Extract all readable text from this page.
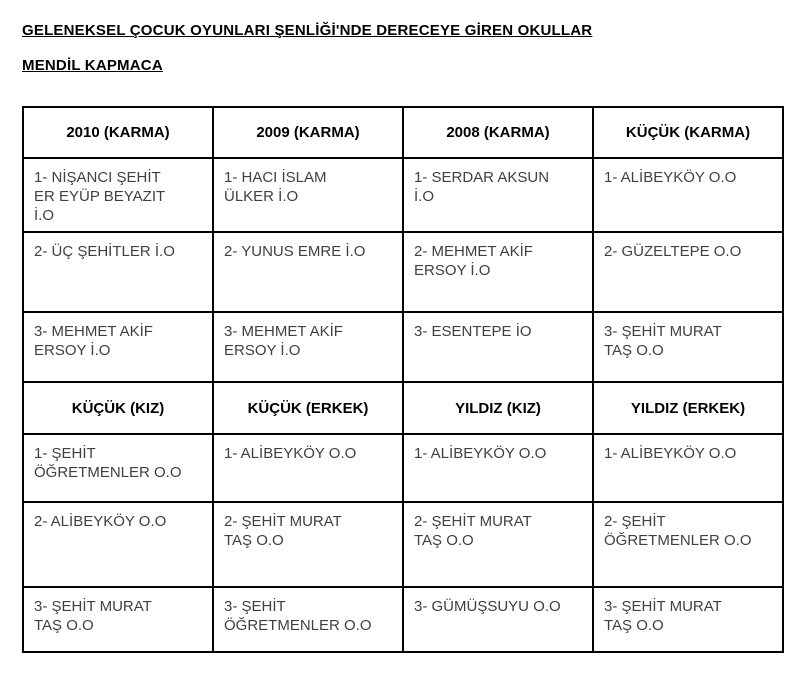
GELENEKSEL ÇOCUK OYUNLARI ŞENLİĞİ'NDE DERECEYE GİREN OKULLAR
MENDİL KAPMACA
2010 (KARMA)	2009 (KARMA)	2008 (KARMA)	KÜÇÜK (KARMA)
1- NİŞANCI ŞEHİT ER EYÜP BEYAZIT İ.O	1- HACI İSLAM ÜLKER İ.O	1- SERDAR AKSUN İ.O	1- ALİBEYKÖY O.O
2- ÜÇ ŞEHİTLER İ.O	2- YUNUS EMRE İ.O	2- MEHMET AKİF ERSOY İ.O	2- GÜZELTEPE O.O
3- MEHMET AKİF ERSOY İ.O	3- MEHMET AKİF ERSOY İ.O	3- ESENTEPE İO	3- ŞEHİT MURAT TAŞ O.O
KÜÇÜK (KIZ)	KÜÇÜK (ERKEK)	YILDIZ (KIZ)	YILDIZ (ERKEK)
1- ŞEHİT ÖĞRETMENLER O.O	1- ALİBEYKÖY O.O	1- ALİBEYKÖY O.O	1- ALİBEYKÖY O.O
2- ALİBEYKÖY O.O	2- ŞEHİT MURAT TAŞ O.O	2- ŞEHİT MURAT TAŞ O.O	2- ŞEHİT ÖĞRETMENLER O.O
3- ŞEHİT MURAT TAŞ O.O	3- ŞEHİT ÖĞRETMENLER O.O	3- GÜMÜŞSUYU O.O	3- ŞEHİT MURAT TAŞ O.O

----------------------------------------

EXERCISE TASK: Report the number of lines holding the string "MEHMET", without any other words.

TASK RESPONSE: 2